### Direction
Report how many lines of the following entries include the string "waveform"; respond with the number alone.

### Supplied material
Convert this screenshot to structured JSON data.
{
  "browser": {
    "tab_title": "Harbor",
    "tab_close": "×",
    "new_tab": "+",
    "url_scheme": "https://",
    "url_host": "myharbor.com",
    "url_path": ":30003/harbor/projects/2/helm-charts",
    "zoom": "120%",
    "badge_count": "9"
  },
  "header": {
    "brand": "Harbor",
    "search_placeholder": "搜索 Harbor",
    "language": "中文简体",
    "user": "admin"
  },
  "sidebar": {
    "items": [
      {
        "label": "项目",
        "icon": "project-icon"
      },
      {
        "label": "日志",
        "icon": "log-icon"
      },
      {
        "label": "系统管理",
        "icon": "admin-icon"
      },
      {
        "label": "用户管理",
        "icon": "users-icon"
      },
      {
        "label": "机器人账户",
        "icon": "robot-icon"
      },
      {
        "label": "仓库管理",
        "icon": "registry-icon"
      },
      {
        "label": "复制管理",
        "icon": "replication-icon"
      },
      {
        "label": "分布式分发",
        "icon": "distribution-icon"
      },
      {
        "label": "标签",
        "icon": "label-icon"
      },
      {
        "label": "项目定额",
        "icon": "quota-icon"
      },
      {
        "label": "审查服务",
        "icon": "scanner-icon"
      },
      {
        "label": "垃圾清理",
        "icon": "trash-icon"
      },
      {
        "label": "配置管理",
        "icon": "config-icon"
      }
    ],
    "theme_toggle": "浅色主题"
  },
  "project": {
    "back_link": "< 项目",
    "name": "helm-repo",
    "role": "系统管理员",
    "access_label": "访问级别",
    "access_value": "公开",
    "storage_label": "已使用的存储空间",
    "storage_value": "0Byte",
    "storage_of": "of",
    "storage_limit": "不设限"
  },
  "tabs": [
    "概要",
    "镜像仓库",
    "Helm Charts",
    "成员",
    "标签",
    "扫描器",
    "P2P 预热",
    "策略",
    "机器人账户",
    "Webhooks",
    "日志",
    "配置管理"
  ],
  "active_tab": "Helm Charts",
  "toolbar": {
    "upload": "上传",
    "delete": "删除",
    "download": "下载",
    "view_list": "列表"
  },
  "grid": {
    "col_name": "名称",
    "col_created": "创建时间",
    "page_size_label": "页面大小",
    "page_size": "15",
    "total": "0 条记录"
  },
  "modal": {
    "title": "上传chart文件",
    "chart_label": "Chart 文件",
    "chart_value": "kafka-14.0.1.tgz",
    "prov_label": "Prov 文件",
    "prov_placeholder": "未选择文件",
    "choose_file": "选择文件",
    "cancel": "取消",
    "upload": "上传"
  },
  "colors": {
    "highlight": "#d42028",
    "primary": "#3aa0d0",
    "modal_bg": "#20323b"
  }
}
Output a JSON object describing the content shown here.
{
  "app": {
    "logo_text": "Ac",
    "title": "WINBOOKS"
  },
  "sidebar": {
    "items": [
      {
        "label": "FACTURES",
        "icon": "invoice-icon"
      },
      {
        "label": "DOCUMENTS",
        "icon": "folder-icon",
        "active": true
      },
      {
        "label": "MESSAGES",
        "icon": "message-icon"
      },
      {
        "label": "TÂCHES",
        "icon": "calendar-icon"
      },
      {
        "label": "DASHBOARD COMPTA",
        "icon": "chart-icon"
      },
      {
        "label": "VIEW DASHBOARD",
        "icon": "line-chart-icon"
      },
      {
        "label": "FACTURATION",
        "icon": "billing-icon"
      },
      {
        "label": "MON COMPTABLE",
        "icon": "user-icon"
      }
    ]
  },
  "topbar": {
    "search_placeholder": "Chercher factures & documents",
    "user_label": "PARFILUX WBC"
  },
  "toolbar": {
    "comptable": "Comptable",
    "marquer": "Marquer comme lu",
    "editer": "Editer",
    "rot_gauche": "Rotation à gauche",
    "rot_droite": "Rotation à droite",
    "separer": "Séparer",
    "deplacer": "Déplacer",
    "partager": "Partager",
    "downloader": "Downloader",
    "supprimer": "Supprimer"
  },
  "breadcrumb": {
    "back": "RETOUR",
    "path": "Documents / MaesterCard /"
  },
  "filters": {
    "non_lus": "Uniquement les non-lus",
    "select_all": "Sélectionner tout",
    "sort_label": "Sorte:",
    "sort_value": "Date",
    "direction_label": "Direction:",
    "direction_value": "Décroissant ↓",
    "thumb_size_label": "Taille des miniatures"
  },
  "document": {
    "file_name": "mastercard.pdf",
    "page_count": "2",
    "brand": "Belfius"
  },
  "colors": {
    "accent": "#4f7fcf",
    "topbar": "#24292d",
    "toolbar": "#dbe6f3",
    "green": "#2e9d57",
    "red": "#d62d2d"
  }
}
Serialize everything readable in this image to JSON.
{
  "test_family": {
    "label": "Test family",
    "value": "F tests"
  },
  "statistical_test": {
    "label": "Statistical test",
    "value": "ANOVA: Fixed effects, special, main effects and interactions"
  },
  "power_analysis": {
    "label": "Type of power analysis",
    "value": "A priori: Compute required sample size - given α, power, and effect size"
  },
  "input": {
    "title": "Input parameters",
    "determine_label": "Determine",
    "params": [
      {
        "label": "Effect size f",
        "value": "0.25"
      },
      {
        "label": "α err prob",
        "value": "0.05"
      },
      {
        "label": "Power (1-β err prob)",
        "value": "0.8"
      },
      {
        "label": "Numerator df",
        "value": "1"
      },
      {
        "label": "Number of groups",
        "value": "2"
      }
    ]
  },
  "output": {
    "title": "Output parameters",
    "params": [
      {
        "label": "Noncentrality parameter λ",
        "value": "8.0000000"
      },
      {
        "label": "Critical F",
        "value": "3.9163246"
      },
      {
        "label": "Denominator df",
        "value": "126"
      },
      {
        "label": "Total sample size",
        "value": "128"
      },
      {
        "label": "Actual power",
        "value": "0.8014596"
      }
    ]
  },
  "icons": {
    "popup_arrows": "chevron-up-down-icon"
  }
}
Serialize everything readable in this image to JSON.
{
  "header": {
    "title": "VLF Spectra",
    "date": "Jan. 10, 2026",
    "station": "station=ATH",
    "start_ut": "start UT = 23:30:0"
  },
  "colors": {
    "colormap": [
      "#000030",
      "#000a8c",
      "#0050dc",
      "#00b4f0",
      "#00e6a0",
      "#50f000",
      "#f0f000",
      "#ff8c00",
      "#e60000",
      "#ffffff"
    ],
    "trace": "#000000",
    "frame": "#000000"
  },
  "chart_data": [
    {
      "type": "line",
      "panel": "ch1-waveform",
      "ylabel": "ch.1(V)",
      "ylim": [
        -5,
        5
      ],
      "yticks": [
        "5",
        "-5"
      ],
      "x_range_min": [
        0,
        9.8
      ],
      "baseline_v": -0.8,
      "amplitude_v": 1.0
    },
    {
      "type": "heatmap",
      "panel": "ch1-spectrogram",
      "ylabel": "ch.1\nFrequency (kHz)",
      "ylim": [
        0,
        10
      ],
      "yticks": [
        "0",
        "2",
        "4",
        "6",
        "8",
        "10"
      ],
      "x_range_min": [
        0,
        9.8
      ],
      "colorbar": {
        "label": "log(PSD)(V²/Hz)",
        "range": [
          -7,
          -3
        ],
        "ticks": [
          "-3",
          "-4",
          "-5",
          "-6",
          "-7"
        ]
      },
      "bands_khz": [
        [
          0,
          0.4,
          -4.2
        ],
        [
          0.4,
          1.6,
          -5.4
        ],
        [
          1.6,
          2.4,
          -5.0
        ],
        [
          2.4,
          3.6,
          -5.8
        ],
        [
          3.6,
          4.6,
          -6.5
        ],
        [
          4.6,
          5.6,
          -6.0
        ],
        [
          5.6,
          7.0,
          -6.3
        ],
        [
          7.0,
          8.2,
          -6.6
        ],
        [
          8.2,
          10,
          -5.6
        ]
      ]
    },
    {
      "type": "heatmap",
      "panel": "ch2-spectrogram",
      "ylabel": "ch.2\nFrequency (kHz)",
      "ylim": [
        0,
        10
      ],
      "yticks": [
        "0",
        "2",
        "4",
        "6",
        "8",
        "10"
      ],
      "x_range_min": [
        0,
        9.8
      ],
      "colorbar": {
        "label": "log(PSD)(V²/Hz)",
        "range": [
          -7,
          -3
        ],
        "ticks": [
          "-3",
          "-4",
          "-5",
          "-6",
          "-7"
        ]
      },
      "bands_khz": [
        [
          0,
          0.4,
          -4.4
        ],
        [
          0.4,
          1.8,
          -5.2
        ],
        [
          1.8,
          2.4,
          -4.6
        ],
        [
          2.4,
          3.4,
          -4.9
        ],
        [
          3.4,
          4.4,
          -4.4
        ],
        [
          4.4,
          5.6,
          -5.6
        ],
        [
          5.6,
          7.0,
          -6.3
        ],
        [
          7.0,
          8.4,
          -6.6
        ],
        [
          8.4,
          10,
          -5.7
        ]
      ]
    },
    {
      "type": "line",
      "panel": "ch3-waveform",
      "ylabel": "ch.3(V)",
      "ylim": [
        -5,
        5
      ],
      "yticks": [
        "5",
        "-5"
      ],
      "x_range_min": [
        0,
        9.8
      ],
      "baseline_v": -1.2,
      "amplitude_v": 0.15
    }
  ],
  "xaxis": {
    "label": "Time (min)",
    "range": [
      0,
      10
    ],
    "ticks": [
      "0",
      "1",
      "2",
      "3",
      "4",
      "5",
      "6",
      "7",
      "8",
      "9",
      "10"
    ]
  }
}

### Result of this task
2